Among the entries below, find how many lines carry the word "activities" and state only that figure.
[start]
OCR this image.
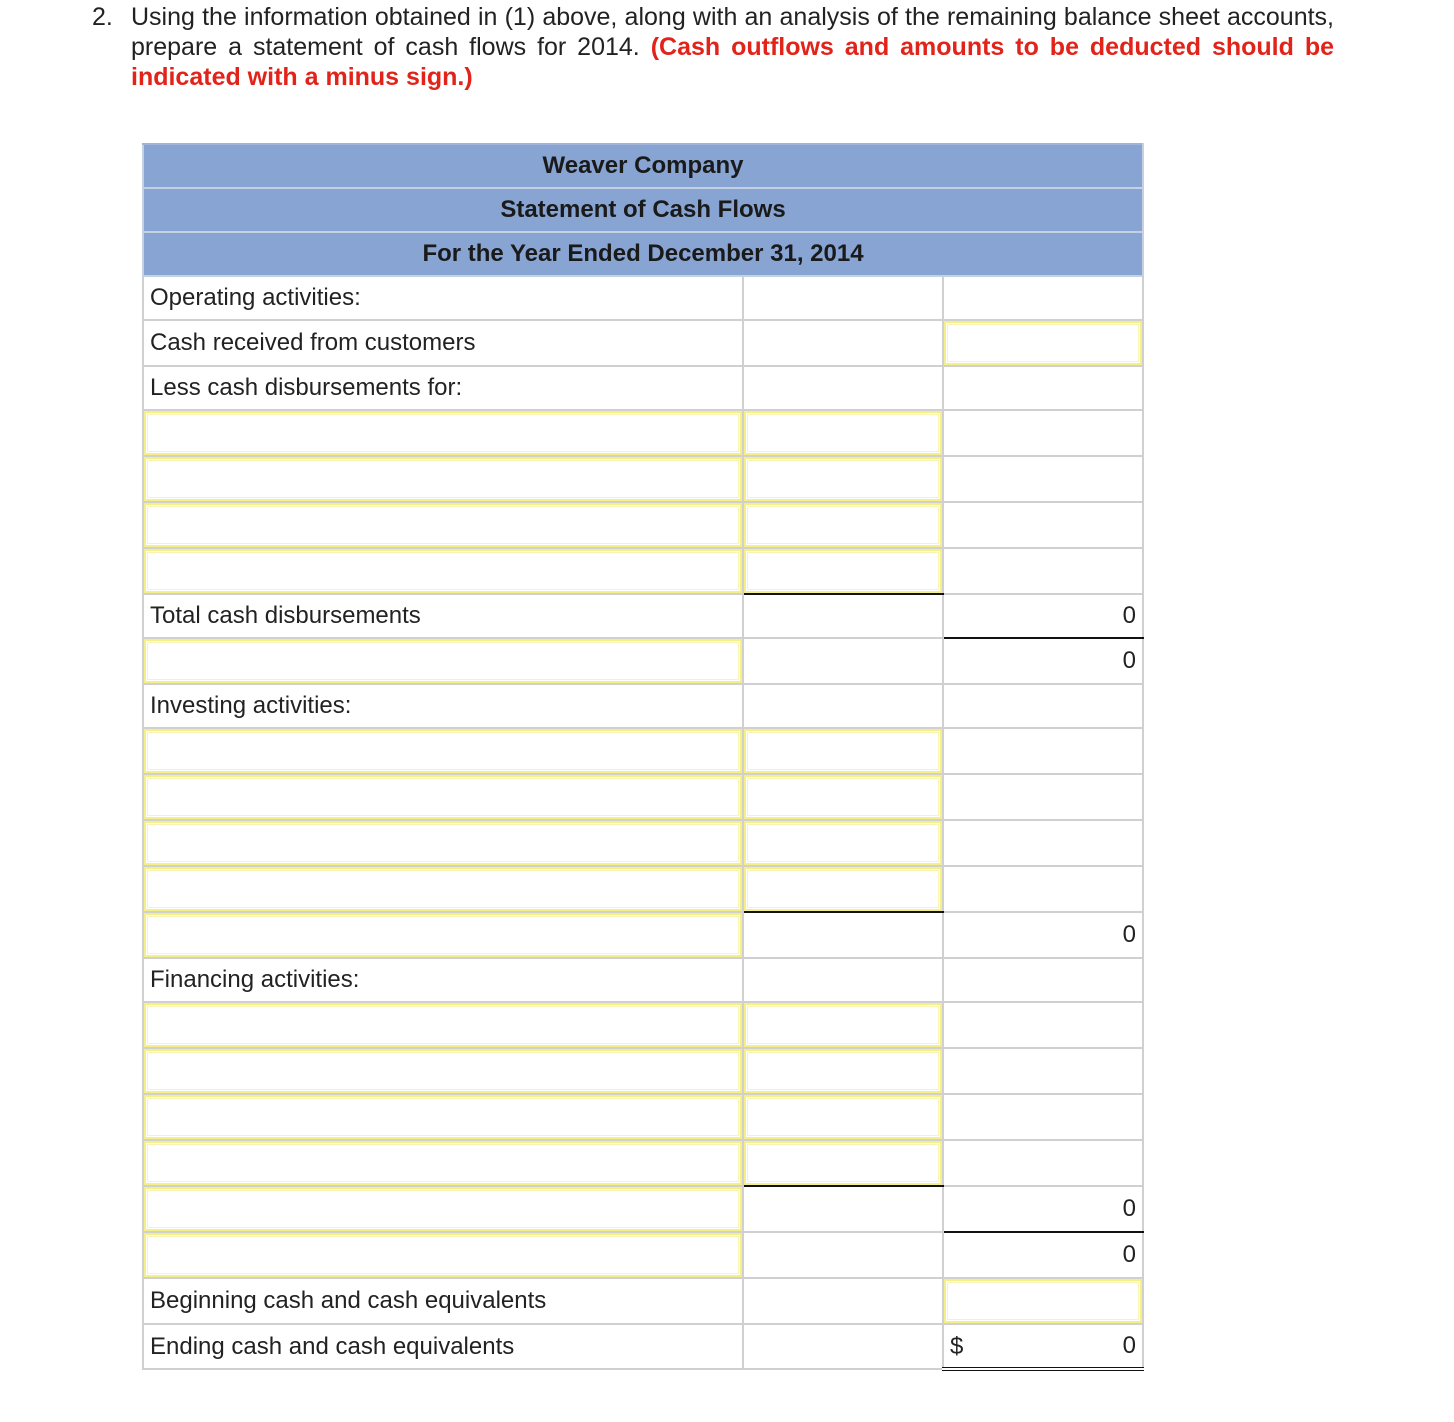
2. Using the information obtained in (1) above, along with an analysis of the remaining balance sheet accounts, prepare a statement of cash flows for 2014. (Cash outflows and amounts to be deducted should be indicated with a minus sign.)
Weaver Company		
Statement of Cash Flows		
For the Year Ended December 31, 2014		
Operating activities:		
Cash received from customers		

Less cash disbursements for:		

Total cash disbursements		0

		0
Investing activities:		

		0
Financing activities:		

		0

		0
Beginning cash and cash equivalents		

Ending cash and cash equivalents		$ 0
[end]
* **Solved problem**: 3